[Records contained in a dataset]
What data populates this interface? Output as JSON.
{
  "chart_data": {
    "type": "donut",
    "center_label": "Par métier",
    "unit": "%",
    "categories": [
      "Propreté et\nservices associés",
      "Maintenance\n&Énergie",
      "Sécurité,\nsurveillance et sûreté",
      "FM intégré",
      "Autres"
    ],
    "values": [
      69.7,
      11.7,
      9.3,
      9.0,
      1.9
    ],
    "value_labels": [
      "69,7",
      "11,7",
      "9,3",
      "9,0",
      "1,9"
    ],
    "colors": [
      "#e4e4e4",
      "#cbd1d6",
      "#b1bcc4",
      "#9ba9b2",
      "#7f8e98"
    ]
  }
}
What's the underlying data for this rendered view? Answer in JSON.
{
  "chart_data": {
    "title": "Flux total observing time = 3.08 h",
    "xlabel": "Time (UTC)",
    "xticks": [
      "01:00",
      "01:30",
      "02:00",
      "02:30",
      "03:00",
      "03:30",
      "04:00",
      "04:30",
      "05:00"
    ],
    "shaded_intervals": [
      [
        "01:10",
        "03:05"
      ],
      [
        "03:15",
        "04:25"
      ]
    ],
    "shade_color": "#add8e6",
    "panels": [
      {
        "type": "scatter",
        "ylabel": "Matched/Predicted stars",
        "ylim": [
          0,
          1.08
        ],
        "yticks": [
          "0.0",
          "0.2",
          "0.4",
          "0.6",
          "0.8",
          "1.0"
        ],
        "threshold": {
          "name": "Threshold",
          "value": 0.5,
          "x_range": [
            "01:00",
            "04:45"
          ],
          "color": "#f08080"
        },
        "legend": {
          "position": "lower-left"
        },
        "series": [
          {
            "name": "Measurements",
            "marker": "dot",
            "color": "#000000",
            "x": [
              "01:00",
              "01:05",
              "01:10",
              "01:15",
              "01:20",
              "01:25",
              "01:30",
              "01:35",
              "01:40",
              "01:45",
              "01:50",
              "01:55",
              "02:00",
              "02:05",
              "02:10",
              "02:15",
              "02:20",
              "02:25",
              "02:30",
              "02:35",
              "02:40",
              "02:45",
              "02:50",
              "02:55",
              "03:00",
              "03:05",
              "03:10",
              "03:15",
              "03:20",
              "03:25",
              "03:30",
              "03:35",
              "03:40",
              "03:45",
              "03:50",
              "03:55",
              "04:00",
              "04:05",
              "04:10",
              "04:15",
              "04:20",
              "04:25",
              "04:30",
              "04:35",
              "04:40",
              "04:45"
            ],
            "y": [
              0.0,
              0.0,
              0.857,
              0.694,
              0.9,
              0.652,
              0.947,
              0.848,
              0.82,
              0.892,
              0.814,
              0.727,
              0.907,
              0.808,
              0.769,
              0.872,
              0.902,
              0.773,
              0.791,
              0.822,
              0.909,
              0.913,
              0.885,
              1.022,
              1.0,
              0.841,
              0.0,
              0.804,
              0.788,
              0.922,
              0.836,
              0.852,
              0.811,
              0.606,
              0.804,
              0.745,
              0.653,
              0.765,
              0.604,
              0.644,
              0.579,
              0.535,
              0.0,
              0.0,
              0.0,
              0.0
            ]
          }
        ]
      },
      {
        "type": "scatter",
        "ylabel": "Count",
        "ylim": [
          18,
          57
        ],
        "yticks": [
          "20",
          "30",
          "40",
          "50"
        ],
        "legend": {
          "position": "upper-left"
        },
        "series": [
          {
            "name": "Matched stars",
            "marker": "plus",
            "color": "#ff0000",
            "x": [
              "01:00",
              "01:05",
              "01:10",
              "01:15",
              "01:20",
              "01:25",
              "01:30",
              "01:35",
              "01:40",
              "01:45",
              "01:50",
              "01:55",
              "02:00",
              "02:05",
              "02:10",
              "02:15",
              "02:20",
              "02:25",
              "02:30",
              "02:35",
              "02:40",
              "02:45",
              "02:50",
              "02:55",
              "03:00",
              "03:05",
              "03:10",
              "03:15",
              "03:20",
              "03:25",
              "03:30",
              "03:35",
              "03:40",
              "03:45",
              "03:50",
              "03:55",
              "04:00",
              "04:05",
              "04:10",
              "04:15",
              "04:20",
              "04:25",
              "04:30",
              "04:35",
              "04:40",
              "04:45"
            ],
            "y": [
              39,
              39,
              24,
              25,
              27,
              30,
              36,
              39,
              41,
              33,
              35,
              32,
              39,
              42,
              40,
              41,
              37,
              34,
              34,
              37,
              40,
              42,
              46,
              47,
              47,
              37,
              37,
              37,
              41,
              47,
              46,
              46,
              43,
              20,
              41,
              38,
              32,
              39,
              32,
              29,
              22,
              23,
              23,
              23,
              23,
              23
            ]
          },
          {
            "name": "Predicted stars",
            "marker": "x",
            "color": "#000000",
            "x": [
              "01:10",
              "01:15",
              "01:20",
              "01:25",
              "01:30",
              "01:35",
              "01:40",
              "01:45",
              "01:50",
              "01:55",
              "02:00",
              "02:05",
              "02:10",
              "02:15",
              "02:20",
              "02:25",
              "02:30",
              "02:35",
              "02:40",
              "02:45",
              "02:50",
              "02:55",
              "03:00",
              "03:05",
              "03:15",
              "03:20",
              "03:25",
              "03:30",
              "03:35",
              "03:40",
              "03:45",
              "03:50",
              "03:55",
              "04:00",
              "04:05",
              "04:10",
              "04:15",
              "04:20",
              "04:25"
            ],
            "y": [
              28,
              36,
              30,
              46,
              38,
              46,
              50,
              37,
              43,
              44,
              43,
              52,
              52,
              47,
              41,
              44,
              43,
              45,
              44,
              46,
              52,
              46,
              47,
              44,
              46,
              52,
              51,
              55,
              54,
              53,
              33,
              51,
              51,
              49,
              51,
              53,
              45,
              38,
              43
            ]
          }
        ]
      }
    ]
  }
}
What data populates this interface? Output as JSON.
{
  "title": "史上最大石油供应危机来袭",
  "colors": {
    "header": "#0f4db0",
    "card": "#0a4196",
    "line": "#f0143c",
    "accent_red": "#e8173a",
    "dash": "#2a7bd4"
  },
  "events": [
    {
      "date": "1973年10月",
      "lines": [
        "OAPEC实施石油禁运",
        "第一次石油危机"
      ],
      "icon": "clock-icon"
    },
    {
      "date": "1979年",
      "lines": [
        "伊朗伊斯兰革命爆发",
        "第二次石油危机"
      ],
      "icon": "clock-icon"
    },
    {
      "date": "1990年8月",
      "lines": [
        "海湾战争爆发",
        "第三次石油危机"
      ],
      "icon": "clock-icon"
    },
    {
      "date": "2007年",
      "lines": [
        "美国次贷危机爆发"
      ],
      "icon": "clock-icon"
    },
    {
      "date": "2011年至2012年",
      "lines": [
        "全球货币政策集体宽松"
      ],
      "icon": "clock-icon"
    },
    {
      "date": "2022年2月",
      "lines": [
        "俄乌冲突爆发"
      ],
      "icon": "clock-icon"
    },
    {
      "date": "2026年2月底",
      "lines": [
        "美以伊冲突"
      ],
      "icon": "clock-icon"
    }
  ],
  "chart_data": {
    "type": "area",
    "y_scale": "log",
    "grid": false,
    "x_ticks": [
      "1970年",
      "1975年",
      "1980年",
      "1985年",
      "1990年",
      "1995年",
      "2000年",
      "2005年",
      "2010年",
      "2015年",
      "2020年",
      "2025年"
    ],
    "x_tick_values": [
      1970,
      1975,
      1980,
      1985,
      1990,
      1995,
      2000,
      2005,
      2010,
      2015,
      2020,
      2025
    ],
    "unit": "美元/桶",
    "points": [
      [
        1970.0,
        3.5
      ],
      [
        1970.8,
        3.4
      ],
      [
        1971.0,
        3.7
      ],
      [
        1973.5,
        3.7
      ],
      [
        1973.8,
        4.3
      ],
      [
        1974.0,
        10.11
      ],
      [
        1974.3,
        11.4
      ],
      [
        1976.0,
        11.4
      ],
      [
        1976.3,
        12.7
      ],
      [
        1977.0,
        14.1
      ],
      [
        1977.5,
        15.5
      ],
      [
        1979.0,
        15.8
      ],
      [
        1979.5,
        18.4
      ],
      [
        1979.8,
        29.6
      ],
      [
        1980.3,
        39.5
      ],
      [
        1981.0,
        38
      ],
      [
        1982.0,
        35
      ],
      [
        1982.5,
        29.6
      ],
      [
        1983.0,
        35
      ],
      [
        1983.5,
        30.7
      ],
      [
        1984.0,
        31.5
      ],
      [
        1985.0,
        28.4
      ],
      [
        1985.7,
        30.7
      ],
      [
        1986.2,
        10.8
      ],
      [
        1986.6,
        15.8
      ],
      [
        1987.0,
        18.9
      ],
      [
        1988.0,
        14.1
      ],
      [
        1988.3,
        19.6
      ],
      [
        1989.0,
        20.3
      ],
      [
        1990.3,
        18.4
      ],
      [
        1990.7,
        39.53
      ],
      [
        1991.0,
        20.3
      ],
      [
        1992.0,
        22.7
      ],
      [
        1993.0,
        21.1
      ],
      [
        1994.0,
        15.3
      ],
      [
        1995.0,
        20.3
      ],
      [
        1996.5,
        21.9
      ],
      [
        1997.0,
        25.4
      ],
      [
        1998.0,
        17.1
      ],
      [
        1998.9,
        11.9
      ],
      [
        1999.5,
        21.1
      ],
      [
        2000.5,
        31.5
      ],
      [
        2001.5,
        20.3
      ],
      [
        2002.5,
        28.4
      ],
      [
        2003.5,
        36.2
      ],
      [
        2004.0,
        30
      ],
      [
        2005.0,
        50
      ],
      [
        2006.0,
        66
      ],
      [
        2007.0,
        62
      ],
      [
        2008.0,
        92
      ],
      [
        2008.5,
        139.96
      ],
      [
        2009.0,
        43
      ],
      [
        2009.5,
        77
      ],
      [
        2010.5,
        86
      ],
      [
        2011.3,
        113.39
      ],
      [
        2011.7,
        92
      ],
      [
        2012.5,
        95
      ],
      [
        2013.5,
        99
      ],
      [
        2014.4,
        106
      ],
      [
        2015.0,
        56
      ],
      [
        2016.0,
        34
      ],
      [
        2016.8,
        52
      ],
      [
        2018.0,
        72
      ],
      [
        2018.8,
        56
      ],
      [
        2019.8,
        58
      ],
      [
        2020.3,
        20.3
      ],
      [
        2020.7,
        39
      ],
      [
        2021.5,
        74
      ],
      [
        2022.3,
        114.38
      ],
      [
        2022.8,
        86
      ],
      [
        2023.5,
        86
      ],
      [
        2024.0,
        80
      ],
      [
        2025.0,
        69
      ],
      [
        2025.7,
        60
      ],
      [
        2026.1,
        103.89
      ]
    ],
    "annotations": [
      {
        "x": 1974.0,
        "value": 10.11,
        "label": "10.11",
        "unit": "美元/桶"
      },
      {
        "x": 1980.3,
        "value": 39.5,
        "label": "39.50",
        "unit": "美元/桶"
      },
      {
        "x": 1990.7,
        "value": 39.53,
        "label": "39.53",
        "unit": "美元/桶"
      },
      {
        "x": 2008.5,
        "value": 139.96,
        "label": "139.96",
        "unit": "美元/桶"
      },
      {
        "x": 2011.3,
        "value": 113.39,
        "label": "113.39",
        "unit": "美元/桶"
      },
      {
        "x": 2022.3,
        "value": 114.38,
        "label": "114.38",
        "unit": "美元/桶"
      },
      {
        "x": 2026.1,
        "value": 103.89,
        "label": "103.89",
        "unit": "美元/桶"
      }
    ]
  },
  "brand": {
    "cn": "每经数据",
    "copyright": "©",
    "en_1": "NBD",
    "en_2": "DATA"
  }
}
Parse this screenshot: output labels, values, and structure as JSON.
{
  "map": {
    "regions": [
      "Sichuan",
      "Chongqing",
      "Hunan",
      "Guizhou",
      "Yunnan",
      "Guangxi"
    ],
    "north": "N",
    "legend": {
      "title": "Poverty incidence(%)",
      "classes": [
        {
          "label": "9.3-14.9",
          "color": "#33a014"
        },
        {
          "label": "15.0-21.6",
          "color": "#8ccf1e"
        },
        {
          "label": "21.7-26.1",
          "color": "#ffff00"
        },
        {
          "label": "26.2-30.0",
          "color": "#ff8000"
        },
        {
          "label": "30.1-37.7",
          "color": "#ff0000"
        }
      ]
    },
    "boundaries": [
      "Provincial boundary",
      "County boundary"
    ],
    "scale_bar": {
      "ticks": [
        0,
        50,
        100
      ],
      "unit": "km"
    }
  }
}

> **Your task**:
The lines to reproduce run from the line containing "Parse this screenshot: output" to the end of the listing; write them out exactly and add nothing.

> **Finished answer**:
Parse this screenshot: output labels, values, and structure as JSON.
{
  "map": {
    "regions": [
      "Sichuan",
      "Chongqing",
      "Hunan",
      "Guizhou",
      "Yunnan",
      "Guangxi"
    ],
    "north": "N",
    "legend": {
      "title": "Poverty incidence(%)",
      "classes": [
        {
          "label": "9.3-14.9",
          "color": "#33a014"
        },
        {
          "label": "15.0-21.6",
          "color": "#8ccf1e"
        },
        {
          "label": "21.7-26.1",
          "color": "#ffff00"
        },
        {
          "label": "26.2-30.0",
          "color": "#ff8000"
        },
        {
          "label": "30.1-37.7",
          "color": "#ff0000"
        }
      ]
    },
    "boundaries": [
      "Provincial boundary",
      "County boundary"
    ],
    "scale_bar": {
      "ticks": [
        0,
        50,
        100
      ],
      "unit": "km"
    }
  }
}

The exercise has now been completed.